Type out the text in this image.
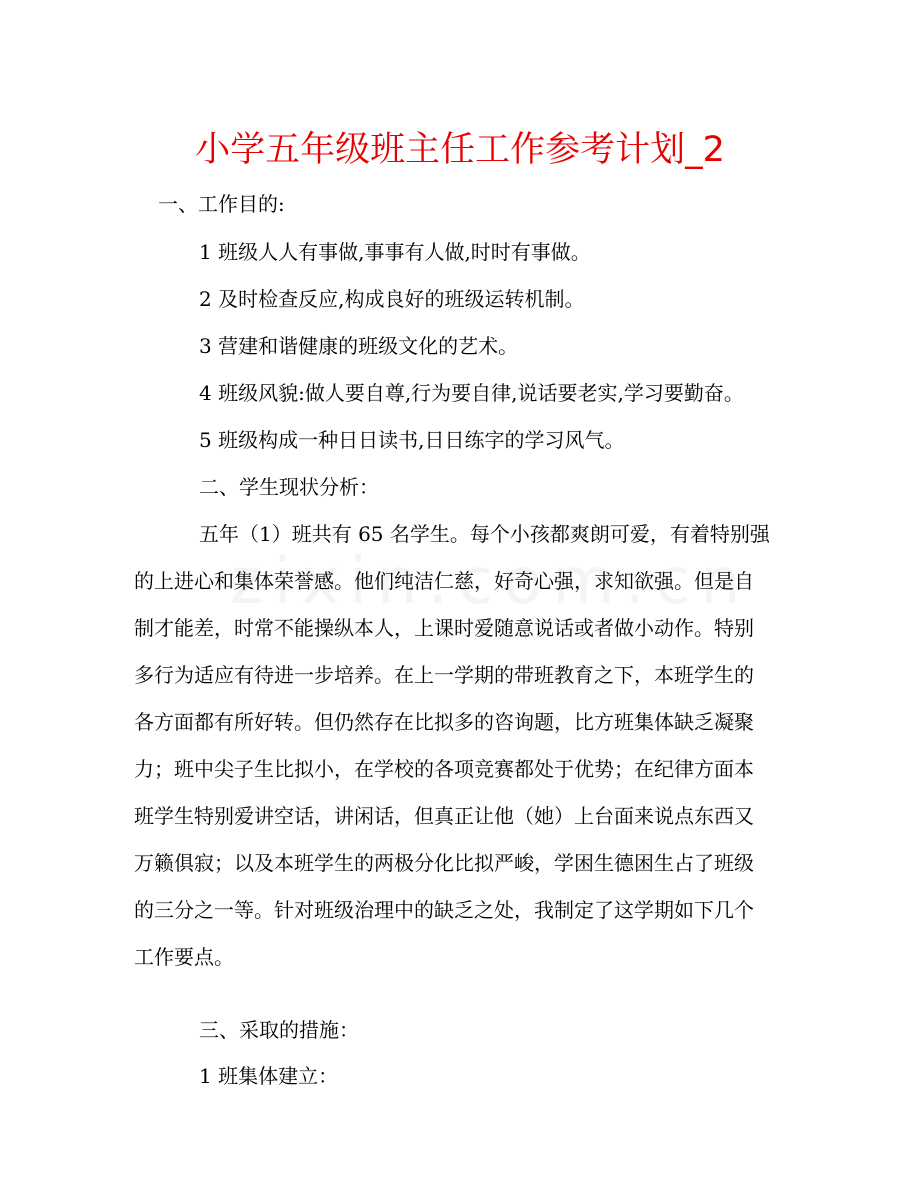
小学五年级班主任工作参考计划_2

一、工作目的:

1 班级人人有事做,事事有人做,时时有事做。

2 及时检查反应,构成良好的班级运转机制。

3 营建和谐健康的班级文化的艺术。

4 班级风貌:做人要自尊,行为要自律,说话要老实,学习要勤奋。

5 班级构成一种日日读书,日日练字的学习风气。

二、学生现状分析：

五年（1）班共有 65 名学生。每个小孩都爽朗可爱，有着特别强

的上进心和集体荣誉感。他们纯洁仁慈，好奇心强，求知欲强。但是自

制才能差，时常不能操纵本人，上课时爱随意说话或者做小动作。特别

多行为适应有待进一步培养。在上一学期的带班教育之下，本班学生的

各方面都有所好转。但仍然存在比拟多的咨询题，比方班集体缺乏凝聚

力；班中尖子生比拟小，在学校的各项竞赛都处于优势；在纪律方面本

班学生特别爱讲空话，讲闲话，但真正让他（她）上台面来说点东西又

万籁俱寂；以及本班学生的两极分化比拟严峻，学困生德困生占了班级

的三分之一等。针对班级治理中的缺乏之处，我制定了这学期如下几个

工作要点。

三、采取的措施：

1 班集体建立：
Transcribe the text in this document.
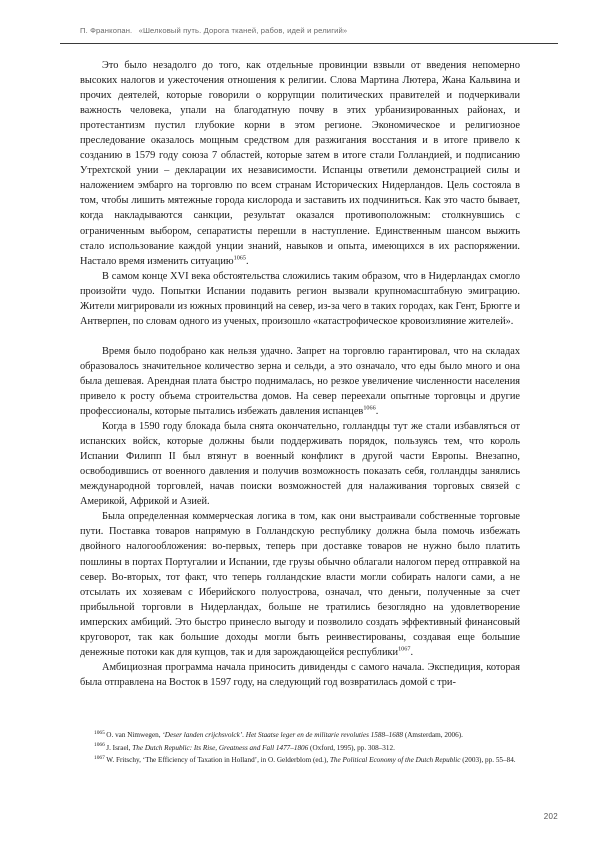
П. Франкопан. «Шелковый путь. Дорога тканей, рабов, идей и религий»

Это было незадолго до того, как отдельные провинции взвыли от введения непомерно высоких налогов и ужесточения отношения к религии. Слова Мартина Лютера, Жана Кальвина и прочих деятелей, которые говорили о коррупции политических правителей и подчеркивали важность человека, упали на благодатную почву в этих урбанизированных районах, и протестантизм пустил глубокие корни в этом регионе. Экономическое и религиозное преследование оказалось мощным средством для разжигания восстания и в итоге привело к созданию в 1579 году союза 7 областей, которые затем в итоге стали Голландией, и подписанию Утрехтской унии – декларации их независимости. Испанцы ответили демонстрацией силы и наложением эмбарго на торговлю по всем странам Исторических Нидерландов. Цель состояла в том, чтобы лишить мятежные города кислорода и заставить их подчиниться. Как это часто бывает, когда накладываются санкции, результат оказался противоположным: столкнувшись с ограниченным выбором, сепаратисты перешли в наступление. Единственным шансом выжить стало использование каждой унции знаний, навыков и опыта, имеющихся в их распоряжении. Настало время изменить ситуацию$^{1065}$.

В самом конце XVI века обстоятельства сложились таким образом, что в Нидерландах смогло произойти чудо. Попытки Испании подавить регион вызвали крупномасштабную эмиграцию. Жители мигрировали из южных провинций на север, из-за чего в таких городах, как Гент, Брюгге и Антверпен, по словам одного из ученых, произошло «катастрофическое кровоизлияние жителей».

Время было подобрано как нельзя удачно. Запрет на торговлю гарантировал, что на складах образовалось значительное количество зерна и сельди, а это означало, что еды было много и она была дешевая. Арендная плата быстро поднималась, но резкое увеличение численности населения привело к росту объема строительства домов. На север переехали опытные торговцы и другие профессионалы, которые пытались избежать давления испанцев$^{1066}$.

Когда в 1590 году блокада была снята окончательно, голландцы тут же стали избавляться от испанских войск, которые должны были поддерживать порядок, пользуясь тем, что король Испании Филипп II был втянут в военный конфликт в другой части Европы. Внезапно, освободившись от военного давления и получив возможность показать себя, голландцы занялись международной торговлей, начав поиски возможностей для налаживания торговых связей с Америкой, Африкой и Азией.

Была определенная коммерческая логика в том, как они выстраивали собственные торговые пути. Поставка товаров напрямую в Голландскую республику должна была помочь избежать двойного налогообложения: во-первых, теперь при доставке товаров не нужно было платить пошлины в портах Португалии и Испании, где грузы обычно облагали налогом перед отправкой на север. Во-вторых, тот факт, что теперь голландские власти могли собирать налоги сами, а не отсылать их хозяевам с Иберийского полуострова, означал, что деньги, полученные за счет прибыльной торговли в Нидерландах, больше не тратились безоглядно на удовлетворение имперских амбиций. Это быстро принесло выгоду и позволило создать эффективный финансовый круговорот, так как большие доходы могли быть реинвестированы, создавая еще большие денежные потоки как для купцов, так и для зарождающейся республики$^{1067}$.

Амбициозная программа начала приносить дивиденды с самого начала. Экспедиция, которая была отправлена на Восток в 1597 году, на следующий год возвратилась домой с три-

$^{1065}$ O. van Nimwegen, ‘Deser landen crijchsvolck’. Het Staatse leger en de militarie revoluties 1588–1688 (Amsterdam, 2006).

$^{1066}$ J. Israel, The Dutch Republic: Its Rise, Greatness and Fall 1477–1806 (Oxford, 1995), pp. 308–312.

$^{1067}$ W. Fritschy, ‘The Efficiency of Taxation in Holland’, in O. Gelderblom (ed.), The Political Economy of the Dutch Republic (2003), pp. 55–84.

202
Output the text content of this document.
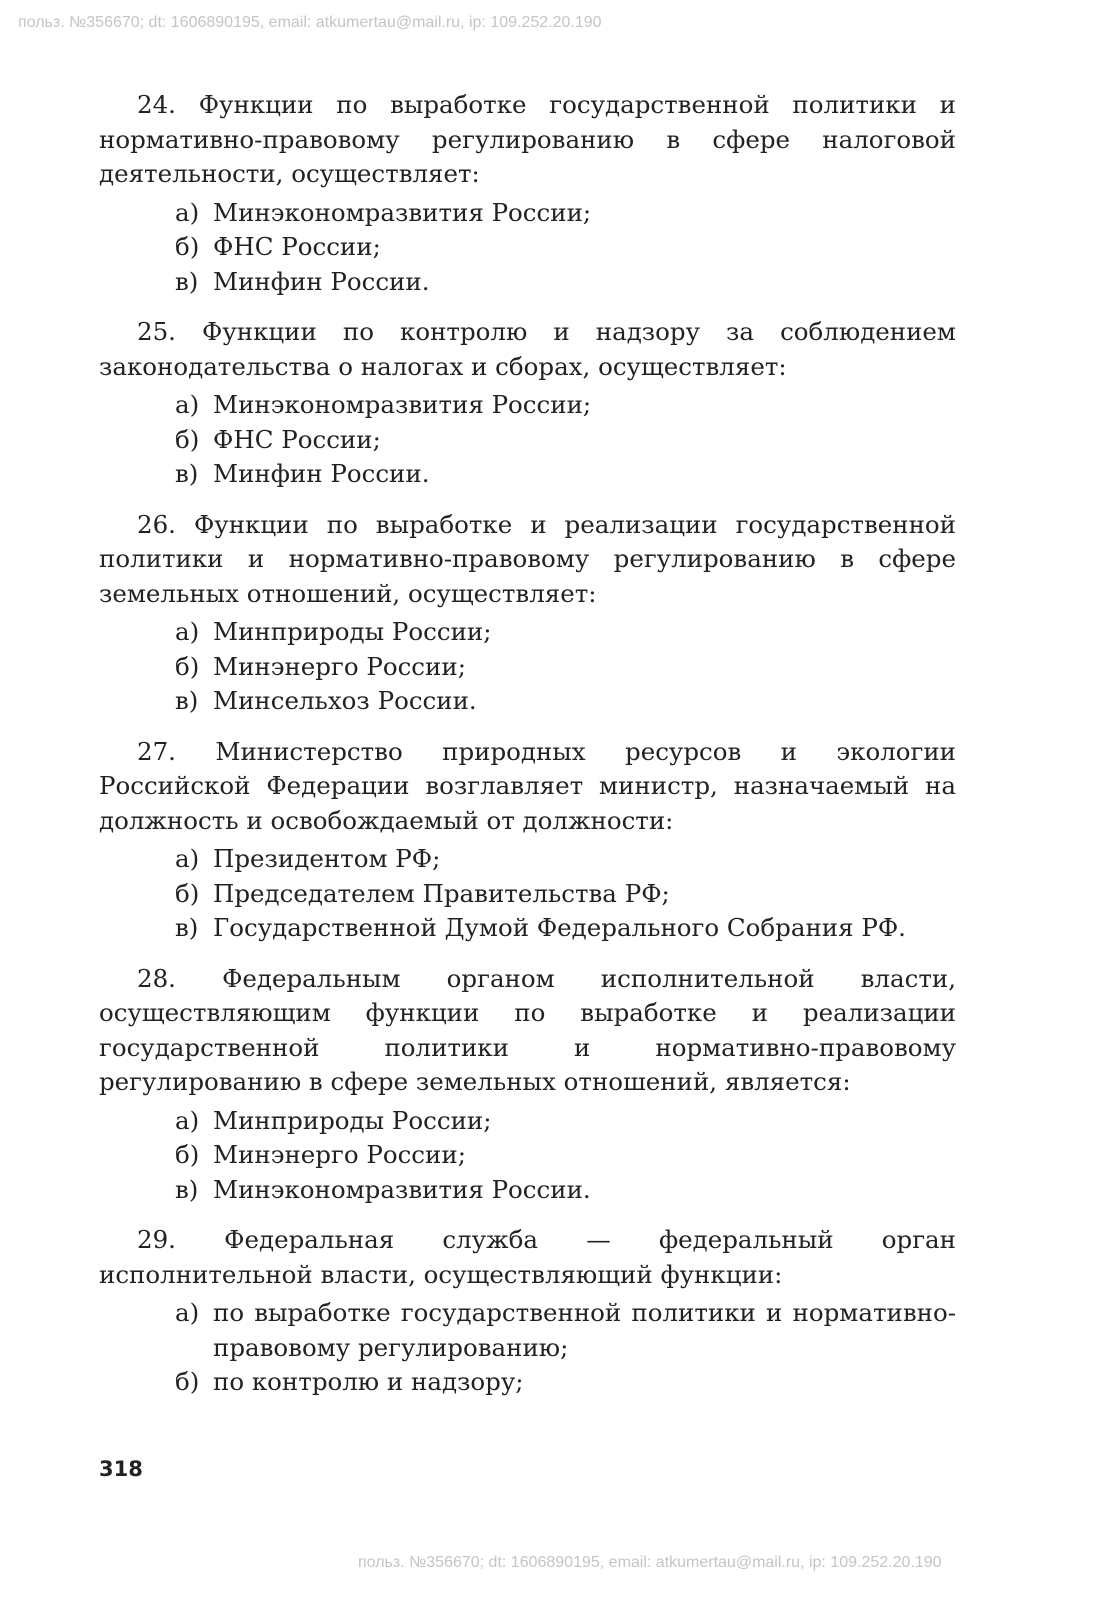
польз. №356670; dt: 1606890195, email: atkumertau@mail.ru, ip: 109.252.20.190

24. Функции по выработке государственной политики и нормативно-правовому регулированию в сфере налоговой деятельности, осуществляет:

а) Минэкономразвития России;
б) ФНС России;
в) Минфин России.

25. Функции по контролю и надзору за соблюдением законодательства о налогах и сборах, осуществляет:

а) Минэкономразвития России;
б) ФНС России;
в) Минфин России.

26. Функции по выработке и реализации государственной политики и нормативно-правовому регулированию в сфере земельных отношений, осуществляет:

а) Минприроды России;
б) Минэнерго России;
в) Минсельхоз России.

27. Министерство природных ресурсов и экологии Российской Федерации возглавляет министр, назначаемый на должность и освобождаемый от должности:

а) Президентом РФ;
б) Председателем Правительства РФ;
в) Государственной Думой Федерального Собрания РФ.

28. Федеральным органом исполнительной власти, осуществляющим функции по выработке и реализации государственной политики и нормативно-правовому регулированию в сфере земельных отношений, является:

а) Минприроды России;
б) Минэнерго России;
в) Минэкономразвития России.

29. Федеральная служба — федеральный орган исполнительной власти, осуществляющий функции:

а) по выработке государственной политики и нормативно-правовому регулированию;
б) по контролю и надзору;
318
польз. №356670; dt: 1606890195, email: atkumertau@mail.ru, ip: 109.252.20.190
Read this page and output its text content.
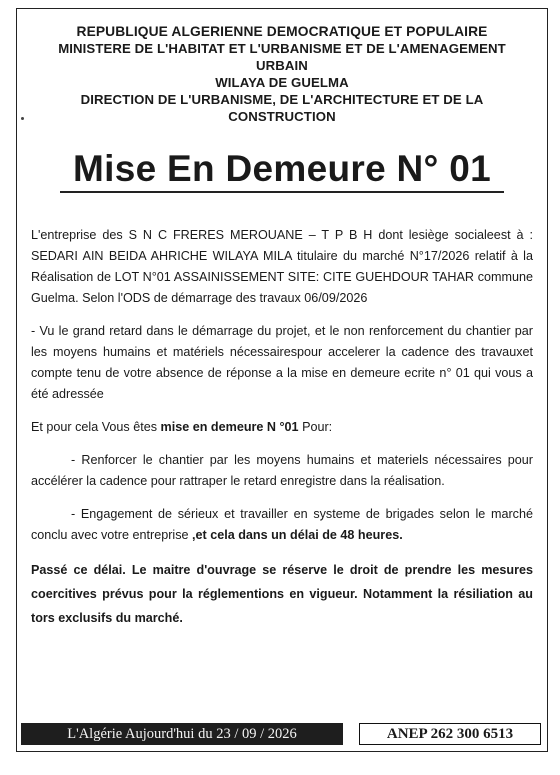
REPUBLIQUE ALGERIENNE DEMOCRATIQUE ET POPULAIRE
MINISTERE DE L'HABITAT ET L'URBANISME ET DE L'AMENAGEMENT URBAIN
WILAYA DE GUELMA
DIRECTION DE L'URBANISME, DE L'ARCHITECTURE ET DE LA CONSTRUCTION
Mise En Demeure N° 01

L'entreprise des S N C FRERES MEROUANE – T P B H dont lesiège socialeest à : SEDARI AIN BEIDA AHRICHE WILAYA MILA titulaire du marché N°17/2026 relatif à la Réalisation de LOT N°01 ASSAINISSEMENT SITE: CITE GUEHDOUR TAHAR commune Guelma. Selon l'ODS de démarrage des travaux 06/09/2026

- Vu le grand retard dans le démarrage du projet, et le non renforcement du chantier par les moyens humains et matériels nécessairespour accelerer la cadence des travauxet compte tenu de votre absence de réponse a la mise en demeure ecrite n° 01 qui vous a été adressée

Et pour cela Vous êtes mise en demeure N °01 Pour:

- Renforcer le chantier par les moyens humains et materiels nécessaires pour accélérer la cadence pour rattraper le retard enregistre dans la réalisation.

- Engagement de sérieux et travailler en systeme de brigades selon le marché conclu avec votre entreprise ,et cela dans un délai de 48 heures.

Passé ce délai. Le maitre d'ouvrage se réserve le droit de prendre les mesures coercitives prévus pour la réglementions en vigueur. Notamment la résiliation au tors exclusifs du marché.

L'Algérie Aujourd'hui du 23 / 09 / 2026	ANEP 262 300 6513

________________________

From the material above, copy each line that includes the word "Republic".

Answer to the problem.
$^{1066}$ J. Israel, The Dutch Republic: Its Rise, Greatness and Fall 1477–1806 (Oxford, 1995), pp. 308–312.
$^{1067}$ W. Fritschy, ‘The Efficiency of Taxation in Holland’, in O. Gelderblom (ed.), The Political Economy of the Dutch Republic (2003), pp. 55–84.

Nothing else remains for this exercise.